Go through the material below and copy all lines with "EXOS".

Dataset rows:
++++
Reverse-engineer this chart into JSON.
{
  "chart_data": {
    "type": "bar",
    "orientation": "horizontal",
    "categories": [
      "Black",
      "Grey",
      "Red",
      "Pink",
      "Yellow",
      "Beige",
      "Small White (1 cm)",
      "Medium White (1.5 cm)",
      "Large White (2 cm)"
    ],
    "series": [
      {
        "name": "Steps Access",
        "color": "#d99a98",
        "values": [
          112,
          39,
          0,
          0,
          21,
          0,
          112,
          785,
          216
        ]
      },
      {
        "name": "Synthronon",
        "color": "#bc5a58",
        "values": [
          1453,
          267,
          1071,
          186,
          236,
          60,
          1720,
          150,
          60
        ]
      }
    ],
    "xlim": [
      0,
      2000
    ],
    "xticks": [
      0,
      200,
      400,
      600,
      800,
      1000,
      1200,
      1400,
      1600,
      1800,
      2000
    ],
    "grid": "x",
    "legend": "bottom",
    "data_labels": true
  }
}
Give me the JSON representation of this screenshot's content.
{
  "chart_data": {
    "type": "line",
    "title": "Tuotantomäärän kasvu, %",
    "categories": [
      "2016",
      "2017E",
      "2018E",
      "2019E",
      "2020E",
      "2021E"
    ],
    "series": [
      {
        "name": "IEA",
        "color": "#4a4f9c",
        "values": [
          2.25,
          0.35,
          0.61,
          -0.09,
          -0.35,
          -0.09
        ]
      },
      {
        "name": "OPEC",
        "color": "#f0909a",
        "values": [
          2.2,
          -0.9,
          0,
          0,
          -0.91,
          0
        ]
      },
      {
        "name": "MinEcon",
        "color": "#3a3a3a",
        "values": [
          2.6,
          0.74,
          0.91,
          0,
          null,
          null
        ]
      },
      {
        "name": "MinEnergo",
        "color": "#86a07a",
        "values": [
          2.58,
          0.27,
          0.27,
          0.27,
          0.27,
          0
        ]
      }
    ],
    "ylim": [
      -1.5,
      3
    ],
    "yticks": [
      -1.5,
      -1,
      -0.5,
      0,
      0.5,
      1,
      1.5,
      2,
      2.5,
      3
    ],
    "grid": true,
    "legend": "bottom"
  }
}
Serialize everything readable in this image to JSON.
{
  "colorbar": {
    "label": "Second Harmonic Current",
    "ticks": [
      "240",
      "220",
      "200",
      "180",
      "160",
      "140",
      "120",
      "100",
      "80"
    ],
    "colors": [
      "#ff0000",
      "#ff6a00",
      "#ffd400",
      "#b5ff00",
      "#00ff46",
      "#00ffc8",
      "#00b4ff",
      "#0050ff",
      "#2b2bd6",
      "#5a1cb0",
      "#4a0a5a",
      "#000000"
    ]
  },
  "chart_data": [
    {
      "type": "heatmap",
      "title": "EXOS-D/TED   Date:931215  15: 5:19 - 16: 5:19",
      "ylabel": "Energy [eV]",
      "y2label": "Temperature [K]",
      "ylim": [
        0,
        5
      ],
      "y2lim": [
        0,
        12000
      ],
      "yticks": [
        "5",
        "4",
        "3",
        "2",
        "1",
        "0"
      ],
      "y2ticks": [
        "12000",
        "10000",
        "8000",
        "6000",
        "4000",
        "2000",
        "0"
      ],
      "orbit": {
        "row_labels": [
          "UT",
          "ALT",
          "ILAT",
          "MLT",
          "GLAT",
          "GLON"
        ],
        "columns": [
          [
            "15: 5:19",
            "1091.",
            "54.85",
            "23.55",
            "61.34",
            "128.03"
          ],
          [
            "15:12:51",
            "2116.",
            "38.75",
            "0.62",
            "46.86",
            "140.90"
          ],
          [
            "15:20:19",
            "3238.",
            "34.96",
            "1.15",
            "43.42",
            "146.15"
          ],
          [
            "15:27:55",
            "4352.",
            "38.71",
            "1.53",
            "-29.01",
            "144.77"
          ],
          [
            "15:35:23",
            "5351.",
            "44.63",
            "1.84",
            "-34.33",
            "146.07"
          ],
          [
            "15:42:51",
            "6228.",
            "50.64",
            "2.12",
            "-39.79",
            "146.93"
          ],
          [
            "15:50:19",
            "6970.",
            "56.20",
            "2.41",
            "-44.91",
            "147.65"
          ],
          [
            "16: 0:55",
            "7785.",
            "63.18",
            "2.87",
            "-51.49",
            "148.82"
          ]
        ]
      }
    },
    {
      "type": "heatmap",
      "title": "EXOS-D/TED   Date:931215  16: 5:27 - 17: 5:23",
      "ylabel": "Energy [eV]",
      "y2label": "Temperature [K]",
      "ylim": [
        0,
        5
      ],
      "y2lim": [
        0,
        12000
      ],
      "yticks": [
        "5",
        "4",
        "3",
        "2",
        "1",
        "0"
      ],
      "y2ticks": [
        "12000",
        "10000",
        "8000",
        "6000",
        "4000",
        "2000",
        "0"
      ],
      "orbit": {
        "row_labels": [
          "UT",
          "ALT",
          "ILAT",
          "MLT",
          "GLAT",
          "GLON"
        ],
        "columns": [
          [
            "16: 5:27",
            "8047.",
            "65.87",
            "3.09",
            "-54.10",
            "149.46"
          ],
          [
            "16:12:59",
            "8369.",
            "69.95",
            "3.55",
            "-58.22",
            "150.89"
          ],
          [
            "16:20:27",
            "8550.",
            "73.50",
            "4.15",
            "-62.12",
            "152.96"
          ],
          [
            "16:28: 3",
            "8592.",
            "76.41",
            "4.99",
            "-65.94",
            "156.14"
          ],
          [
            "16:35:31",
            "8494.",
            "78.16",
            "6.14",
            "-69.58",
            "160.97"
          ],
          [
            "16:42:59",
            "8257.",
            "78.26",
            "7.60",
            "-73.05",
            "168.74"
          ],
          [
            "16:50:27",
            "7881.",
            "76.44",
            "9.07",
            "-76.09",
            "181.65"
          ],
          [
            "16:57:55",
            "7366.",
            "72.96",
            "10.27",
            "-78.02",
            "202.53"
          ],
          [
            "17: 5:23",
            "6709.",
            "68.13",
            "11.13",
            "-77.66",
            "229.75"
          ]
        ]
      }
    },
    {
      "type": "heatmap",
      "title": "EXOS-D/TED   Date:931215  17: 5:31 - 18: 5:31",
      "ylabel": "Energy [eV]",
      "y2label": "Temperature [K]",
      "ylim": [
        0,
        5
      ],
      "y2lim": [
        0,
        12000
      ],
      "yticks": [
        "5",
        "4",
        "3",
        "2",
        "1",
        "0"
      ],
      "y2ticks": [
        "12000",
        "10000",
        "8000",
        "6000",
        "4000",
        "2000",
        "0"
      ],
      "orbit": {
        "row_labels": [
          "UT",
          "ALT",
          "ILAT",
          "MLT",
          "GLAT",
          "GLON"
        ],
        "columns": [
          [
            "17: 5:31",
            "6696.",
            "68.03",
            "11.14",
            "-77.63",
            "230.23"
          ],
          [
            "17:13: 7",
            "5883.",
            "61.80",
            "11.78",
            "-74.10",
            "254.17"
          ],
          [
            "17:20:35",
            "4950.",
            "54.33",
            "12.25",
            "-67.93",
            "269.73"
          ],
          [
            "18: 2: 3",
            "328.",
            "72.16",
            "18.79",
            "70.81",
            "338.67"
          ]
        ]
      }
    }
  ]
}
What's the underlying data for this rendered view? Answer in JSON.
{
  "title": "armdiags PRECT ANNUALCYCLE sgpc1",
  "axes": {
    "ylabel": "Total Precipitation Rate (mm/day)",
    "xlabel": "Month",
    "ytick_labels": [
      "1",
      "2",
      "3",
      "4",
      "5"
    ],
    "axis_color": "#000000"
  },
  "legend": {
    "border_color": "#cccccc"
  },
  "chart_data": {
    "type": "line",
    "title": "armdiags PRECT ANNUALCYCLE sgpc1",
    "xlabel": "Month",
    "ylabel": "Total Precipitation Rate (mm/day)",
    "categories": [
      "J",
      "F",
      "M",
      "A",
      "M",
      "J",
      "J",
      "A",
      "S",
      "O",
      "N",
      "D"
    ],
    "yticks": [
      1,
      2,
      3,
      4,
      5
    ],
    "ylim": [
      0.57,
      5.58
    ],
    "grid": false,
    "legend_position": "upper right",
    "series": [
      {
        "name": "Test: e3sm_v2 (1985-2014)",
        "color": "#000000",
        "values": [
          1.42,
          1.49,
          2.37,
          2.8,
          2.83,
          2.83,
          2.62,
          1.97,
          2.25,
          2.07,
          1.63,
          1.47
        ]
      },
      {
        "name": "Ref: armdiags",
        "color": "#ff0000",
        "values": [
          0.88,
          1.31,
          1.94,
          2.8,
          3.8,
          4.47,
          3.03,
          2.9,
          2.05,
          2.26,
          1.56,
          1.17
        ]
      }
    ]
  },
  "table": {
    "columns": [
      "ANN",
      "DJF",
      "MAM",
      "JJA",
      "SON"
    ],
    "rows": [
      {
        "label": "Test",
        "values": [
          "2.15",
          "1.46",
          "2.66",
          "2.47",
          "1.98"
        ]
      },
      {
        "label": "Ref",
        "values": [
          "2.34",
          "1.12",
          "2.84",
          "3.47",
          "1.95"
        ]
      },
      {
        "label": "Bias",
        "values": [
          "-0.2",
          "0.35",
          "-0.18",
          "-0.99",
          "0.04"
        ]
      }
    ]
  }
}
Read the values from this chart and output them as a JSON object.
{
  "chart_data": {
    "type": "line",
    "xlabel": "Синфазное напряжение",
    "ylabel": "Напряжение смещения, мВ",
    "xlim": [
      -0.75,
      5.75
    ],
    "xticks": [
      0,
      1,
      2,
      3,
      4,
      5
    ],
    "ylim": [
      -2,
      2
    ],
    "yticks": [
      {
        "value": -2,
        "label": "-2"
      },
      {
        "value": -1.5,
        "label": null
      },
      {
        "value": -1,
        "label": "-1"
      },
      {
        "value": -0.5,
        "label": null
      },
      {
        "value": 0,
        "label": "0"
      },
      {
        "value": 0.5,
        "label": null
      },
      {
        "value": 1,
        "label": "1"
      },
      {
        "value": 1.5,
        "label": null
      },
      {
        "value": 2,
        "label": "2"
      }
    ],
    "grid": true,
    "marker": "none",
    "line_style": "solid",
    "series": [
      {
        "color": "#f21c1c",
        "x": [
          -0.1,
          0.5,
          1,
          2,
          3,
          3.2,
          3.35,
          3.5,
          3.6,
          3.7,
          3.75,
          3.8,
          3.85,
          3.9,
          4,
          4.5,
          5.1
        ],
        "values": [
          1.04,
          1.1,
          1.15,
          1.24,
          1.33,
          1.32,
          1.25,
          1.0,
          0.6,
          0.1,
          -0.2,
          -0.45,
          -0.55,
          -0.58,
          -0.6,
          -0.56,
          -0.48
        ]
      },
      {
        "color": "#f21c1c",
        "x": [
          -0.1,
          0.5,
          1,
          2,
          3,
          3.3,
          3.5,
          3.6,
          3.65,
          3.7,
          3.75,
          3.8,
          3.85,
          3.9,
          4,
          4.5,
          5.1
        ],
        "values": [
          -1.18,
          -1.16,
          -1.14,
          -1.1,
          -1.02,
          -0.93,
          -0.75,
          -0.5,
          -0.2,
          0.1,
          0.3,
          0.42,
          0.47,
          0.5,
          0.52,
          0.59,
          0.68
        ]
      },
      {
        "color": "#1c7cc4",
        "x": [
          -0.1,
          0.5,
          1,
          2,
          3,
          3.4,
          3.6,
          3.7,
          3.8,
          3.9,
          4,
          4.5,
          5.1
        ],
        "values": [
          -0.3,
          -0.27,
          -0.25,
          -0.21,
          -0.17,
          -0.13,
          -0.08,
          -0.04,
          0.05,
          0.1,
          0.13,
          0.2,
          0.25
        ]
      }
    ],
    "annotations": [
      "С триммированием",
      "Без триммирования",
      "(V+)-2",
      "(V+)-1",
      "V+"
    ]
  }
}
++++
- Answer to the problem -
      "title": "EXOS-D/TED   Date:931215  15: 5:19 - 16: 5:19",
      "title": "EXOS-D/TED   Date:931215  16: 5:27 - 17: 5:23",
      "title": "EXOS-D/TED   Date:931215  17: 5:31 - 18: 5:31",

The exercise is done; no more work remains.